Items from a figure collection
⁂
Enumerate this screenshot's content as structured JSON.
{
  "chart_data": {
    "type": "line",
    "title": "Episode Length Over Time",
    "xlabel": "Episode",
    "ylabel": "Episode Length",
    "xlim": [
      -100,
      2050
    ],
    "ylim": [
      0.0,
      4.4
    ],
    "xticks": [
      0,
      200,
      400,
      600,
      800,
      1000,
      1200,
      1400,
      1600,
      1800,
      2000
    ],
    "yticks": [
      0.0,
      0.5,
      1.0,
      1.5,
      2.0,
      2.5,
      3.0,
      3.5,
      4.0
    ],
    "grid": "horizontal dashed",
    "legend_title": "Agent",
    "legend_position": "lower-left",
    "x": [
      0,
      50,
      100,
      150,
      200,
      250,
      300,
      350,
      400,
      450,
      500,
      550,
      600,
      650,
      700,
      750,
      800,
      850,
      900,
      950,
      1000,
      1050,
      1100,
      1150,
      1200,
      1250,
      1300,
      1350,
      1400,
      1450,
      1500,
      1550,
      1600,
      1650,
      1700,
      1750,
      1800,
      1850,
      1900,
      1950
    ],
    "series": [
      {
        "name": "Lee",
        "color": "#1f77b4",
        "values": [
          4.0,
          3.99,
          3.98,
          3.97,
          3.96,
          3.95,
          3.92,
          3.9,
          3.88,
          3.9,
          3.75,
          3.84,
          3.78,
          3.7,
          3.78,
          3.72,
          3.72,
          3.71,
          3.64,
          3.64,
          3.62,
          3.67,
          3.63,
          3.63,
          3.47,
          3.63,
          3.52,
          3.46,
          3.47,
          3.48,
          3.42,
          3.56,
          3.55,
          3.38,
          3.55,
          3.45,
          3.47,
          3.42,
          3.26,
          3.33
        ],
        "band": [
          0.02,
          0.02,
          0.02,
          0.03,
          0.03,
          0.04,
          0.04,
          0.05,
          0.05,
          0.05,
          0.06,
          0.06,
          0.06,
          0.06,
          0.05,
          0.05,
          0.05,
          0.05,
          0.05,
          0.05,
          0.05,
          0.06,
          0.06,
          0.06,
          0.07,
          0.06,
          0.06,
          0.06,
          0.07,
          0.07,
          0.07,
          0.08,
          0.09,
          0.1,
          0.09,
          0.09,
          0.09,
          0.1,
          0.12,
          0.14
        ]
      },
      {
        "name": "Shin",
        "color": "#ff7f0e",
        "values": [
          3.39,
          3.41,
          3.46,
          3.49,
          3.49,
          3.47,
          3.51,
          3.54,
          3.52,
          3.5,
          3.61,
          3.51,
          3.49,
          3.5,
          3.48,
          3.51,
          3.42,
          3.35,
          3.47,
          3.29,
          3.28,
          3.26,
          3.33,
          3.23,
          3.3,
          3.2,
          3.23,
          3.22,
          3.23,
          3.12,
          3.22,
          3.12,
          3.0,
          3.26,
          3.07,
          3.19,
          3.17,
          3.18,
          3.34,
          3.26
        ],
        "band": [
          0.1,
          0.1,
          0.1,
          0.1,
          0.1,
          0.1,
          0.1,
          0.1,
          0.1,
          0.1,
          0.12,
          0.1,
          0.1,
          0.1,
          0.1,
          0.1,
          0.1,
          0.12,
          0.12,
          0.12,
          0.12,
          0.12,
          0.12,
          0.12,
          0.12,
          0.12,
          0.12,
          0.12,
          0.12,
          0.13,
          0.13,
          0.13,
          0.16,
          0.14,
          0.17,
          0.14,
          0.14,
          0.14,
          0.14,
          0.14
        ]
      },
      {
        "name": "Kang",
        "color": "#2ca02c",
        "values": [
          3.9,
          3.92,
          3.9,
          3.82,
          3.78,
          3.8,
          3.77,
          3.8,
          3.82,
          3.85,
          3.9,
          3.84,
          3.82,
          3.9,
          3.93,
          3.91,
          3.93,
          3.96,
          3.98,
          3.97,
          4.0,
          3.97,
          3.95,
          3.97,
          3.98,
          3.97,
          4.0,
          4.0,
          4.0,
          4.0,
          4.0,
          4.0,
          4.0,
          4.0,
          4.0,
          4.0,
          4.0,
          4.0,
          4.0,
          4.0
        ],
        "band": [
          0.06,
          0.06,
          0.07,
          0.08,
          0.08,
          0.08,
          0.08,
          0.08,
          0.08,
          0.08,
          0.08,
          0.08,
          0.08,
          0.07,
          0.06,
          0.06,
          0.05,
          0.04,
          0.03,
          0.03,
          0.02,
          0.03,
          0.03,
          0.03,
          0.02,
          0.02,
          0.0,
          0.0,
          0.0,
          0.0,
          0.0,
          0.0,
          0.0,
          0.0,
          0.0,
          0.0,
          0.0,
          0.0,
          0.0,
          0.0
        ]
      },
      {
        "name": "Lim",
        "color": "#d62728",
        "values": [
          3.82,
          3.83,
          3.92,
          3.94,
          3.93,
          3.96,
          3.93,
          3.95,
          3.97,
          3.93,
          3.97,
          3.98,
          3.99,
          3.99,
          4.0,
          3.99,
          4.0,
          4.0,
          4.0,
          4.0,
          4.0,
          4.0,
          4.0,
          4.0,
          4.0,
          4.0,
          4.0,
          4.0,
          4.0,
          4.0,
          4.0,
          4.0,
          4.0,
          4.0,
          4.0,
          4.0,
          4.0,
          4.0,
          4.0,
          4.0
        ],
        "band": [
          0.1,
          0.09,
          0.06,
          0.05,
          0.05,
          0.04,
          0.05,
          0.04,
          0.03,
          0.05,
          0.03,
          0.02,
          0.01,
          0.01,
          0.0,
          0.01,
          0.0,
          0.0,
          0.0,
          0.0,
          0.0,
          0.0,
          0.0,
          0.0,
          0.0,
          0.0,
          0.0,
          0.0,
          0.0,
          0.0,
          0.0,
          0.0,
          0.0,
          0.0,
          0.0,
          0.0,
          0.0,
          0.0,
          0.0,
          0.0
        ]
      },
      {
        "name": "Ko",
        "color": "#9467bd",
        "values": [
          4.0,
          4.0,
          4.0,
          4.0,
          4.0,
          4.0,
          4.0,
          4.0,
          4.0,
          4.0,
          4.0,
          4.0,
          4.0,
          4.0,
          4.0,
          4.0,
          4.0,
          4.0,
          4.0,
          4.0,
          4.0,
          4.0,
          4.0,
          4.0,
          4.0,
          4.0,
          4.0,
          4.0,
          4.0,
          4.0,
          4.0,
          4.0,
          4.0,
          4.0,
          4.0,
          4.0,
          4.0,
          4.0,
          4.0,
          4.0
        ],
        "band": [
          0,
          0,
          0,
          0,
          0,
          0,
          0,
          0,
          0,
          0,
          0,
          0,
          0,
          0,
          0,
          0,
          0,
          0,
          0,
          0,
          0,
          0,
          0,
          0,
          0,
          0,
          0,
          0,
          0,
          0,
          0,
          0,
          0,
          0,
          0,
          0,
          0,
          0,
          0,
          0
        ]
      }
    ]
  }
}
⁂
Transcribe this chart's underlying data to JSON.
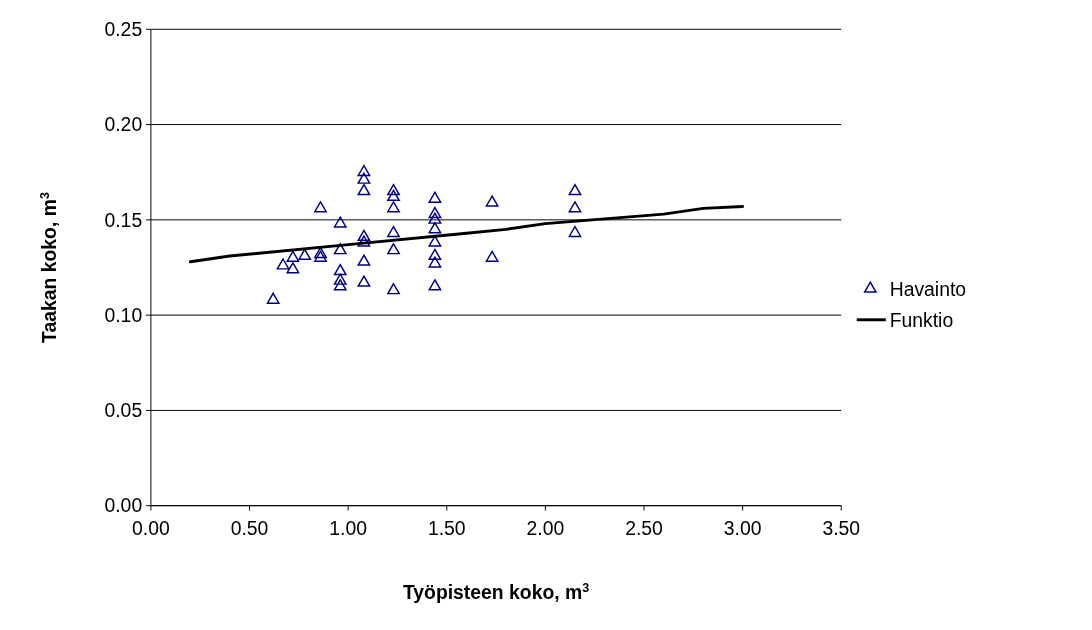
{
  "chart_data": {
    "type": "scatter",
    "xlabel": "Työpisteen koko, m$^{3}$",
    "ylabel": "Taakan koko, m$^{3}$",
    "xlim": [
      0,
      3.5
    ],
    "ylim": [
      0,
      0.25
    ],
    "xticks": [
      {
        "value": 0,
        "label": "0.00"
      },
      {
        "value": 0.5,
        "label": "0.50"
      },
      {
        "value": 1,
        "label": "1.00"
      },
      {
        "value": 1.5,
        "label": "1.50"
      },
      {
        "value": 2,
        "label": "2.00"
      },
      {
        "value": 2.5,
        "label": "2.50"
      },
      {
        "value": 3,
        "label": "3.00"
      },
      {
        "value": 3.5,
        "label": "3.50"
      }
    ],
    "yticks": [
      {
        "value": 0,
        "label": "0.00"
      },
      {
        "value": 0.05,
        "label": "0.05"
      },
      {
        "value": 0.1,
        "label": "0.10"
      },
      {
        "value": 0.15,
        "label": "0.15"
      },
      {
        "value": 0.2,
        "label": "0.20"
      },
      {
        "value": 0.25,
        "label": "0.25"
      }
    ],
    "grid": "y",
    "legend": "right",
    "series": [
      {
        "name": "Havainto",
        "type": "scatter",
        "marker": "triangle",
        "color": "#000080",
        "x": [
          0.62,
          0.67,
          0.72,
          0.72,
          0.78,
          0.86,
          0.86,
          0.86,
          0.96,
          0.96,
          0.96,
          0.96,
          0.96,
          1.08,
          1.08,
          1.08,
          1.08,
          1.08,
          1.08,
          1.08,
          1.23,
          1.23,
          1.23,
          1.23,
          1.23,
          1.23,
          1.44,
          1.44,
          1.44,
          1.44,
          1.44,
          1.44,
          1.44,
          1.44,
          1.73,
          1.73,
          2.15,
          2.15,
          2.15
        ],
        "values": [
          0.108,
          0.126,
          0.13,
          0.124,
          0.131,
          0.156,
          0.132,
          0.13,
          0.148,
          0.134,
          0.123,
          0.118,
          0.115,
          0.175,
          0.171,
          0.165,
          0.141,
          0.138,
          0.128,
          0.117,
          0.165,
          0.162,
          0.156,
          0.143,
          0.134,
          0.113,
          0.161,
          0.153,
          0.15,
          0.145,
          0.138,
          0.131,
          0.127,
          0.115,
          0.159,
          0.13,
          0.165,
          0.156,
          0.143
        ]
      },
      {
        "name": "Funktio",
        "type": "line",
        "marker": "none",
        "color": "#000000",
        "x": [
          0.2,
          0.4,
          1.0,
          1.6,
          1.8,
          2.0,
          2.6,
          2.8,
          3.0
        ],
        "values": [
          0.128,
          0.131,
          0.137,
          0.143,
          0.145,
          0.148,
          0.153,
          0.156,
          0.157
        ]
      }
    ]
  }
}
⁂
**Your goal**
From the listing above, pick out each line where the word "name" appears.

**Written response**
        "name": "Lee",
        "name": "Shin",
        "name": "Kang",
        "name": "Lim",
        "name": "Ko",
        "name": "Havainto",
        "name": "Funktio",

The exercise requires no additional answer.